-- Begin DATA FOR THIS EXERCISE --

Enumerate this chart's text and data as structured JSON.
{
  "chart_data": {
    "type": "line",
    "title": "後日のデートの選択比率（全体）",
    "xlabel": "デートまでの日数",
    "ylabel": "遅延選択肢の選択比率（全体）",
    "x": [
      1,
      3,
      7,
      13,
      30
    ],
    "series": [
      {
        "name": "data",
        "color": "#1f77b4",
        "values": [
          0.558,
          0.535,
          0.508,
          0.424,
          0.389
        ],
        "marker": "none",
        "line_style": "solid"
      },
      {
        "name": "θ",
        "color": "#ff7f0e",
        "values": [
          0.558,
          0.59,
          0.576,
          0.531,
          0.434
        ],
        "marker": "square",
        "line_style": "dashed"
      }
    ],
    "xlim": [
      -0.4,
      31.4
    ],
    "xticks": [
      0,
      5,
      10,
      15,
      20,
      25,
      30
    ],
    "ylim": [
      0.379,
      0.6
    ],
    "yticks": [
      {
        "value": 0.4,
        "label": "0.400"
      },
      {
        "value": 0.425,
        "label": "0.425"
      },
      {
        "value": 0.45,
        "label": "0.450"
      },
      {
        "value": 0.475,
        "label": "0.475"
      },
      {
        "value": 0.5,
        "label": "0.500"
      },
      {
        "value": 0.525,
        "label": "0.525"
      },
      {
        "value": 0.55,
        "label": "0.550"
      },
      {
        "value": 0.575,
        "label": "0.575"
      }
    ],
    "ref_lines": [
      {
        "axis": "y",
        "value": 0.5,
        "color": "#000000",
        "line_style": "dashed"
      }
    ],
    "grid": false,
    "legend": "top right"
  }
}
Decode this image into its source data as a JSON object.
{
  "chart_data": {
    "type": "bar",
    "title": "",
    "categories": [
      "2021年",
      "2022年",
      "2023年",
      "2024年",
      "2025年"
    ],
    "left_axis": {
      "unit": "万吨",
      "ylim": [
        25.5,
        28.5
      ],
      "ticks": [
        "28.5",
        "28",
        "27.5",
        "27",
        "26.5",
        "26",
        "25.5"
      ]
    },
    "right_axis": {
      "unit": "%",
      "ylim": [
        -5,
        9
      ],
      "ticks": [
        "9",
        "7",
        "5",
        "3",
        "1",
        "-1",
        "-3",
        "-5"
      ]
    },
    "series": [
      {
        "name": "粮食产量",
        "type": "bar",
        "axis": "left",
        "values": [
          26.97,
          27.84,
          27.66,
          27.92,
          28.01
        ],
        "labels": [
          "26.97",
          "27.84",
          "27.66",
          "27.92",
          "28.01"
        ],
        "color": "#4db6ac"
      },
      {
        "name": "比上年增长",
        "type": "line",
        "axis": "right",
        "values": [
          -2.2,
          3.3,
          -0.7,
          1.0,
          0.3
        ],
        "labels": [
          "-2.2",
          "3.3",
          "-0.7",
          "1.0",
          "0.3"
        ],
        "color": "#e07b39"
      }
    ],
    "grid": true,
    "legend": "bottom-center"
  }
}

-- End DATA FOR THIS EXERCISE --

* _WHAT TO WORK ON_
Repeat every entry exactly, please.

* _EXERCISE SOLUTION_
Enumerate this chart's text and data as structured JSON.
{
  "chart_data": {
    "type": "line",
    "title": "後日のデートの選択比率（全体）",
    "xlabel": "デートまでの日数",
    "ylabel": "遅延選択肢の選択比率（全体）",
    "x": [
      1,
      3,
      7,
      13,
      30
    ],
    "series": [
      {
        "name": "data",
        "color": "#1f77b4",
        "values": [
          0.558,
          0.535,
          0.508,
          0.424,
          0.389
        ],
        "marker": "none",
        "line_style": "solid"
      },
      {
        "name": "θ",
        "color": "#ff7f0e",
        "values": [
          0.558,
          0.59,
          0.576,
          0.531,
          0.434
        ],
        "marker": "square",
        "line_style": "dashed"
      }
    ],
    "xlim": [
      -0.4,
      31.4
    ],
    "xticks": [
      0,
      5,
      10,
      15,
      20,
      25,
      30
    ],
    "ylim": [
      0.379,
      0.6
    ],
    "yticks": [
      {
        "value": 0.4,
        "label": "0.400"
      },
      {
        "value": 0.425,
        "label": "0.425"
      },
      {
        "value": 0.45,
        "label": "0.450"
      },
      {
        "value": 0.475,
        "label": "0.475"
      },
      {
        "value": 0.5,
        "label": "0.500"
      },
      {
        "value": 0.525,
        "label": "0.525"
      },
      {
        "value": 0.55,
        "label": "0.550"
      },
      {
        "value": 0.575,
        "label": "0.575"
      }
    ],
    "ref_lines": [
      {
        "axis": "y",
        "value": 0.5,
        "color": "#000000",
        "line_style": "dashed"
      }
    ],
    "grid": false,
    "legend": "top right"
  }
}
Decode this image into its source data as a JSON object.
{
  "chart_data": {
    "type": "bar",
    "title": "",
    "categories": [
      "2021年",
      "2022年",
      "2023年",
      "2024年",
      "2025年"
    ],
    "left_axis": {
      "unit": "万吨",
      "ylim": [
        25.5,
        28.5
      ],
      "ticks": [
        "28.5",
        "28",
        "27.5",
        "27",
        "26.5",
        "26",
        "25.5"
      ]
    },
    "right_axis": {
      "unit": "%",
      "ylim": [
        -5,
        9
      ],
      "ticks": [
        "9",
        "7",
        "5",
        "3",
        "1",
        "-1",
        "-3",
        "-5"
      ]
    },
    "series": [
      {
        "name": "粮食产量",
        "type": "bar",
        "axis": "left",
        "values": [
          26.97,
          27.84,
          27.66,
          27.92,
          28.01
        ],
        "labels": [
          "26.97",
          "27.84",
          "27.66",
          "27.92",
          "28.01"
        ],
        "color": "#4db6ac"
      },
      {
        "name": "比上年增长",
        "type": "line",
        "axis": "right",
        "values": [
          -2.2,
          3.3,
          -0.7,
          1.0,
          0.3
        ],
        "labels": [
          "-2.2",
          "3.3",
          "-0.7",
          "1.0",
          "0.3"
        ],
        "color": "#e07b39"
      }
    ],
    "grid": true,
    "legend": "bottom-center"
  }
}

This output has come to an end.